Figure content listings

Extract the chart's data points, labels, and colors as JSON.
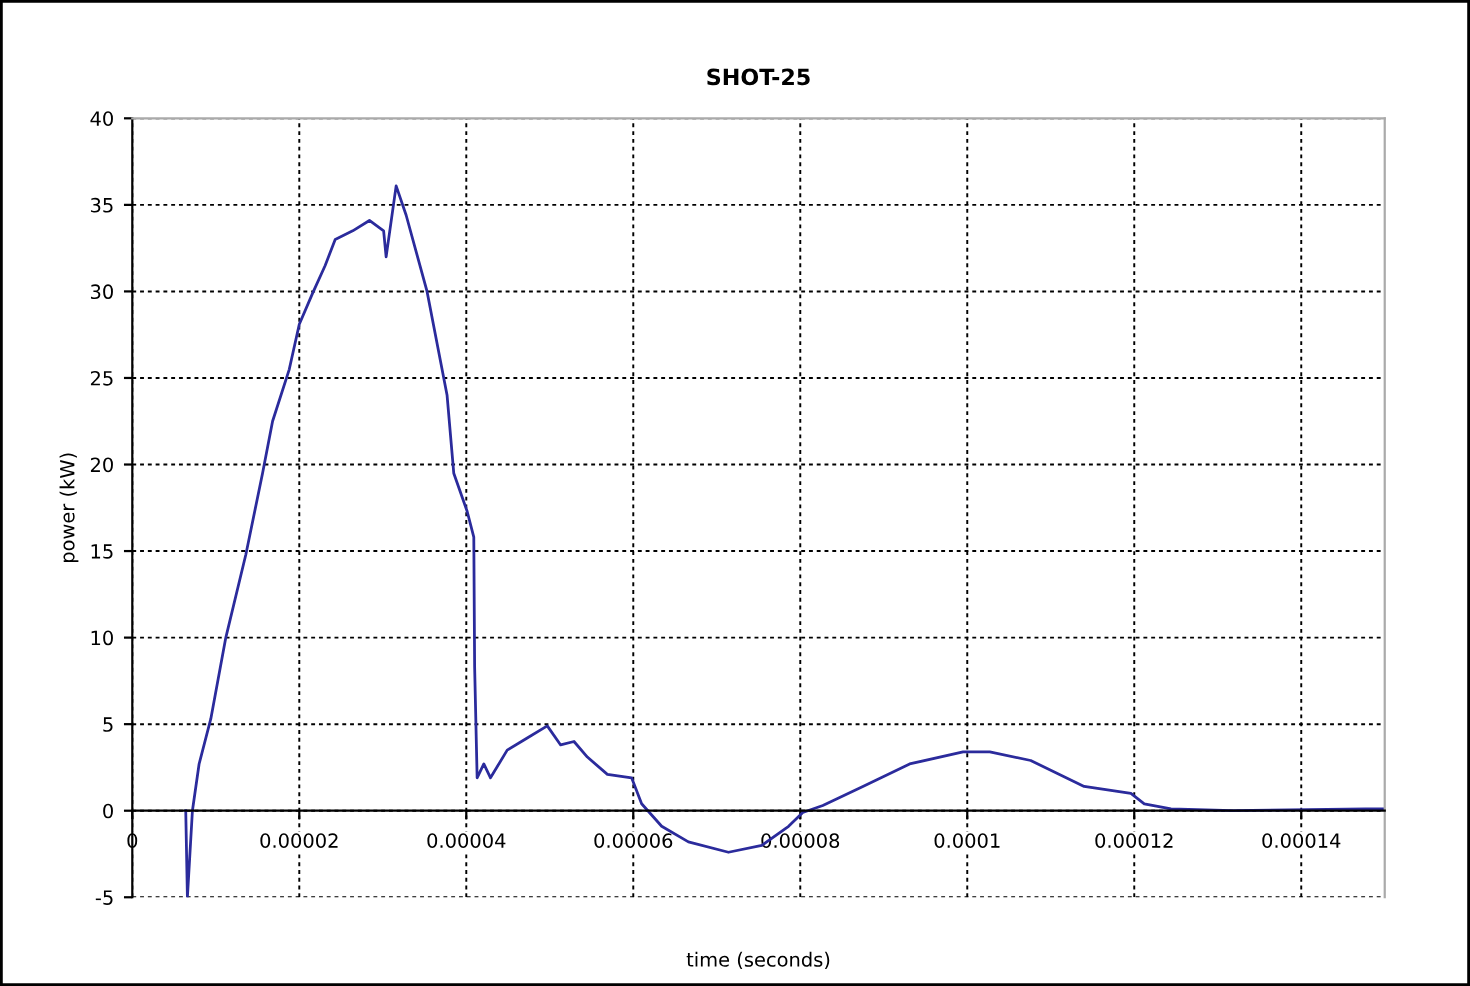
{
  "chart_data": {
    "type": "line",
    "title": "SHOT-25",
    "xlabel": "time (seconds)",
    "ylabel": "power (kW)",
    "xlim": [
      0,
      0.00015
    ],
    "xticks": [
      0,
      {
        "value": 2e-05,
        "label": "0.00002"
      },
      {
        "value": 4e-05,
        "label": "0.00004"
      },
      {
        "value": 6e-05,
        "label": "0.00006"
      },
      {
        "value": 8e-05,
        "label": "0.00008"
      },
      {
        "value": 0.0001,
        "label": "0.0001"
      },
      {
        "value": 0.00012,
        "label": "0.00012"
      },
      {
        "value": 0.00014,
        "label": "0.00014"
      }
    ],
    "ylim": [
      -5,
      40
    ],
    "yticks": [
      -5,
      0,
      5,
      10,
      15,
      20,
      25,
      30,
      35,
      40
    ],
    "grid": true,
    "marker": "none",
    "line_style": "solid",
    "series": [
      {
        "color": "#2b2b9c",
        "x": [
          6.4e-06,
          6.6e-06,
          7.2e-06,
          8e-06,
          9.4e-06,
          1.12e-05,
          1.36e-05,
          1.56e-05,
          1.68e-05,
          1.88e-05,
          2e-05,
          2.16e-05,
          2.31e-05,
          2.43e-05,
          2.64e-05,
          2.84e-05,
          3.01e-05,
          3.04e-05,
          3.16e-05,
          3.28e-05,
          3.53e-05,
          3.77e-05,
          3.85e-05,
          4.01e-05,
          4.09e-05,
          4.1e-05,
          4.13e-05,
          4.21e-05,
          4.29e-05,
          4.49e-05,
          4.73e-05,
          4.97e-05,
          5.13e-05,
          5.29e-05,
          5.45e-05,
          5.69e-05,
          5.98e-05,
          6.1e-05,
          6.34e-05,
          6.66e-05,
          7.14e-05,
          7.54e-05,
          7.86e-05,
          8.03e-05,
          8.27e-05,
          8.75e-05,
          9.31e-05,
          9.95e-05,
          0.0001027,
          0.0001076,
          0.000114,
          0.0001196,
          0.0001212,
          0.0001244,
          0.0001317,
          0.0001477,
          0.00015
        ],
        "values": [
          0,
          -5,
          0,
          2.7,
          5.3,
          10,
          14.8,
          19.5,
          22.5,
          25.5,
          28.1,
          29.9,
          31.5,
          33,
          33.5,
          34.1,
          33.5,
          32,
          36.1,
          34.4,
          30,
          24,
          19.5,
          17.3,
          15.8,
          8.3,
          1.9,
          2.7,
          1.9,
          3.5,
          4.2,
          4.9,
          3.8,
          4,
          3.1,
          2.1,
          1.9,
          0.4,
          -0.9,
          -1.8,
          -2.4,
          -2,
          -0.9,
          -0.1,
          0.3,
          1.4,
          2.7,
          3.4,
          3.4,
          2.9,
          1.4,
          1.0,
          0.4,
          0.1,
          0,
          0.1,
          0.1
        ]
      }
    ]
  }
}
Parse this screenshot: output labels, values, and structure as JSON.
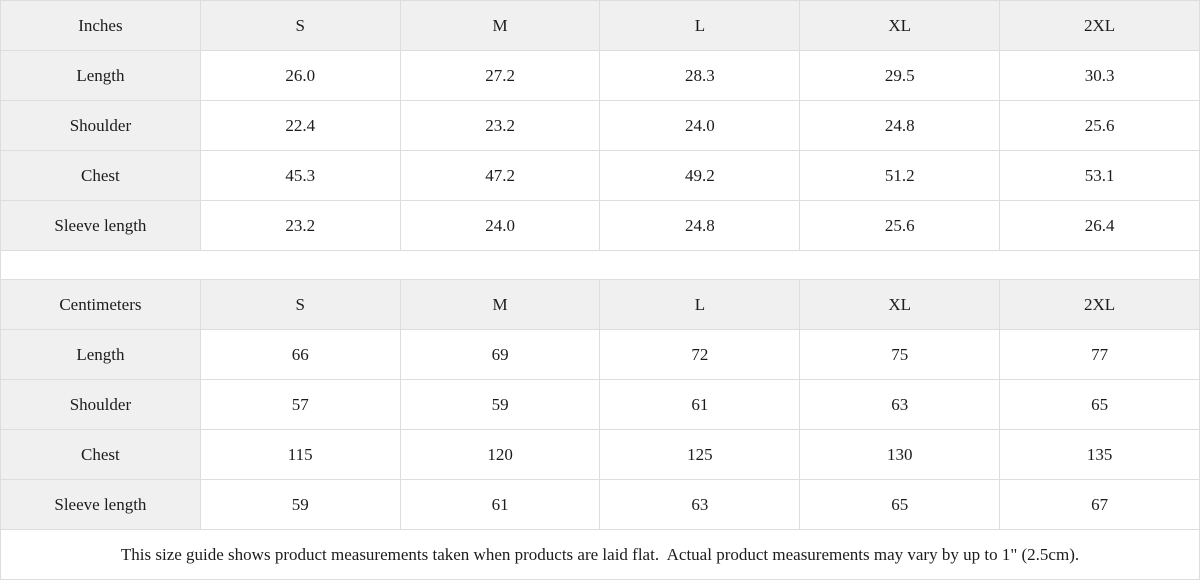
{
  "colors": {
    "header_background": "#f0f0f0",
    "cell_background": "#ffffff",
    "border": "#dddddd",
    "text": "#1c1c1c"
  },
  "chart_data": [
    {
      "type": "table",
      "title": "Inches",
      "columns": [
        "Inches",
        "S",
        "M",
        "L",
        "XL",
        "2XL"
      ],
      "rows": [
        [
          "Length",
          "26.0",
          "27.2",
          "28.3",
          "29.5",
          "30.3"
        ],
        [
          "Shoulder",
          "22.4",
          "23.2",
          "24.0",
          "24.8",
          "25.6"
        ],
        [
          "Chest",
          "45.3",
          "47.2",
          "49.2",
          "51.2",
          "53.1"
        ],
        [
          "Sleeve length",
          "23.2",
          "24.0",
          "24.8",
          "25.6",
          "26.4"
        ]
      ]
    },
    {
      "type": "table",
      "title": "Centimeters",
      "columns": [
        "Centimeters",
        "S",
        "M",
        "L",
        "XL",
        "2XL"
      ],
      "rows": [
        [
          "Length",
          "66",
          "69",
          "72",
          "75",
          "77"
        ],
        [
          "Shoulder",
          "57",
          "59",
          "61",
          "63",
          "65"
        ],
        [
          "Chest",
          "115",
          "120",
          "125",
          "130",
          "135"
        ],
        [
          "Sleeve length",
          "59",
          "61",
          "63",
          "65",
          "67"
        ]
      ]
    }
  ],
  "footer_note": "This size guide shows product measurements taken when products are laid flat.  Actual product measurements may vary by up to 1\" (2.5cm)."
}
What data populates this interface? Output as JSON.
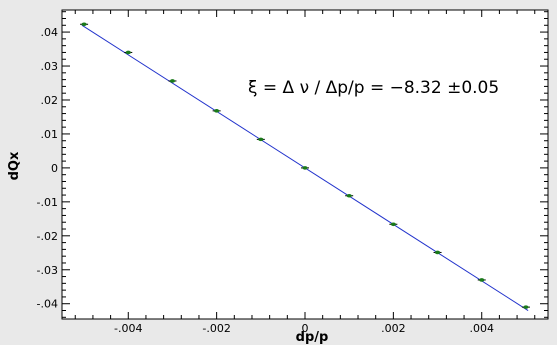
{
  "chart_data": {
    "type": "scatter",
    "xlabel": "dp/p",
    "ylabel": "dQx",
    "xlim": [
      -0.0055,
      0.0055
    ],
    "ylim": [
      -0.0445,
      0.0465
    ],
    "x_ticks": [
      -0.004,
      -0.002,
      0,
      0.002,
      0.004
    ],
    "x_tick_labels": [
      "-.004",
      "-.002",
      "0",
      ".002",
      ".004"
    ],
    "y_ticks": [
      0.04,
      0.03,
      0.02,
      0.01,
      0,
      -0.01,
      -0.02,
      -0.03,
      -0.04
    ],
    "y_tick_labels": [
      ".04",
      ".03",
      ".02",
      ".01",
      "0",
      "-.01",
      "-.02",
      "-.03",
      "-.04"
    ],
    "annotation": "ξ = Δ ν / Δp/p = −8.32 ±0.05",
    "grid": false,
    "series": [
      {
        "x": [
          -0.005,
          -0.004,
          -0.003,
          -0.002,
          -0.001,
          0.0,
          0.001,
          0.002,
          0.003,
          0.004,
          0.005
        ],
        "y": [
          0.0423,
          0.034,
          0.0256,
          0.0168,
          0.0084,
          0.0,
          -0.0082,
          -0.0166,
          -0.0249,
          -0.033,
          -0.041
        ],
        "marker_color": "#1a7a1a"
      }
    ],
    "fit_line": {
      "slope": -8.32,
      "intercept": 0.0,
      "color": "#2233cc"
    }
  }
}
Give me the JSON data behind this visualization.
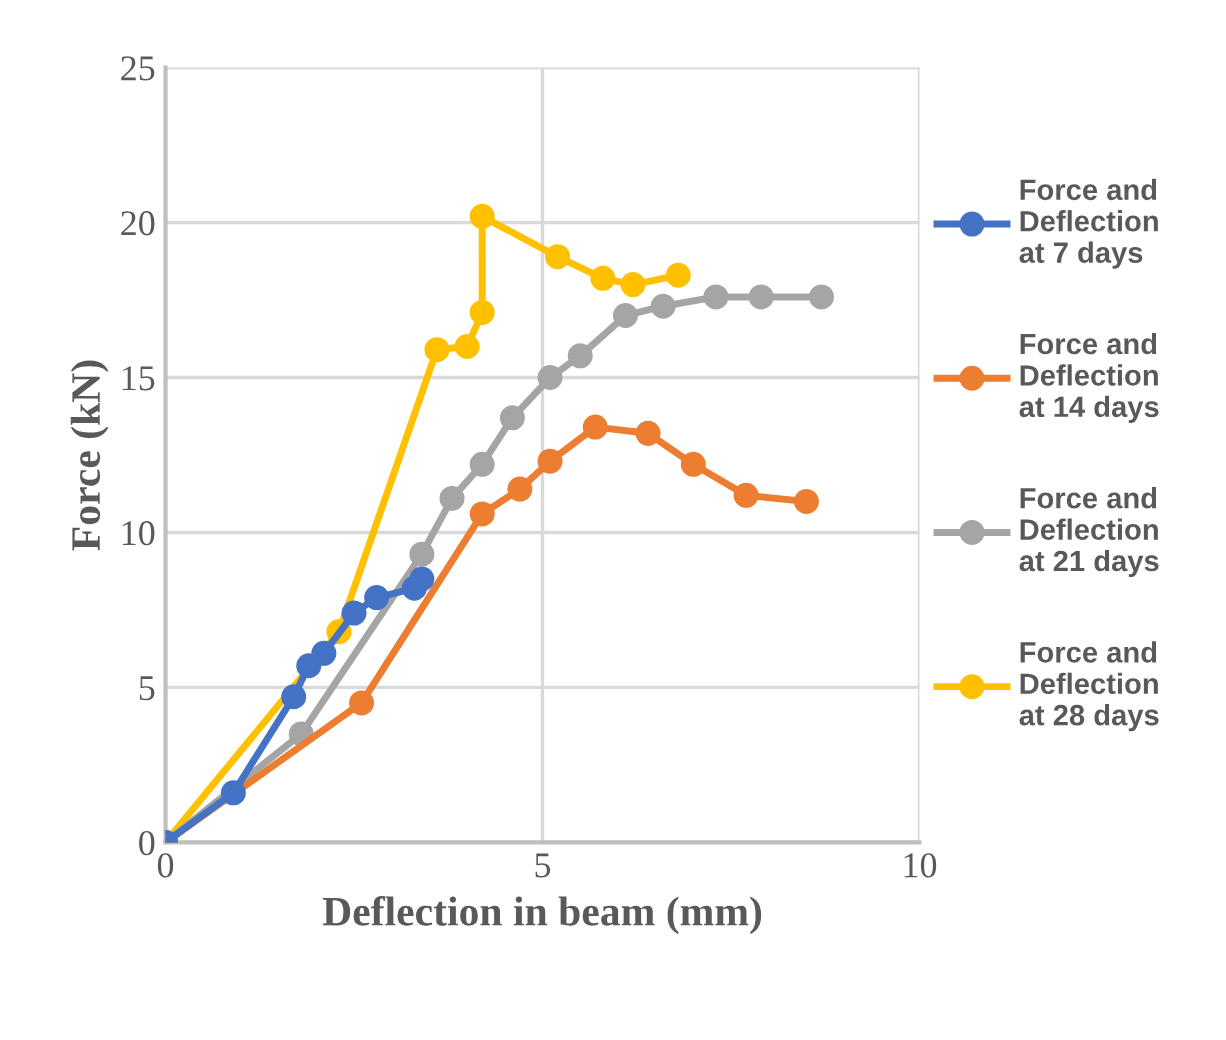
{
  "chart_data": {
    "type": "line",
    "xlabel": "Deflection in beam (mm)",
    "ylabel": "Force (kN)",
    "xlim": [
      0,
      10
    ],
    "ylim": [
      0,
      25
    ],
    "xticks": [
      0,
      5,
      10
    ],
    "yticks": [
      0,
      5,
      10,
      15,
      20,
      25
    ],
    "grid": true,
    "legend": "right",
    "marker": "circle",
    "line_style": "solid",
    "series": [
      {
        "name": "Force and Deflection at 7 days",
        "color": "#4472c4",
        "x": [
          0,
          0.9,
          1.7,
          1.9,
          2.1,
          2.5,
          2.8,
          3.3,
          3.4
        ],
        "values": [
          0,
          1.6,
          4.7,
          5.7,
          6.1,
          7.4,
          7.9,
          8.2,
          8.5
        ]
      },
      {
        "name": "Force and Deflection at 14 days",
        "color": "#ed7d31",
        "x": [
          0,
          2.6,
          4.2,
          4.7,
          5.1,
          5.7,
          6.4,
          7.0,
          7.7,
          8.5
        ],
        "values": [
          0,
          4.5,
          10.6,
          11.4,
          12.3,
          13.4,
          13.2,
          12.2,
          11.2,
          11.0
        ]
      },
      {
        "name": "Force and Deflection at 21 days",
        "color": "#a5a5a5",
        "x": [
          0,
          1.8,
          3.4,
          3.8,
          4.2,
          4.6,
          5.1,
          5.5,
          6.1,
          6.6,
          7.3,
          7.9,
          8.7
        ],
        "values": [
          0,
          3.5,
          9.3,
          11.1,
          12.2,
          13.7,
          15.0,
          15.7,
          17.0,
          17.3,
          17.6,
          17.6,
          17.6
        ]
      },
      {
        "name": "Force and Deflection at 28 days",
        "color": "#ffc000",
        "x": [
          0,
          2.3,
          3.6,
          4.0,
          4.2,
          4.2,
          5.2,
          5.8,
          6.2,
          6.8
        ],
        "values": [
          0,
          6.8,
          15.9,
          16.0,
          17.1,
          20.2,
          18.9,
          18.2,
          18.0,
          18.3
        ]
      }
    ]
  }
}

### WRITTEN TASK
Find every line that includes the string "ylabel". Report how many there are and nothing else.

### RESPONSE TO THIS EXERCISE
3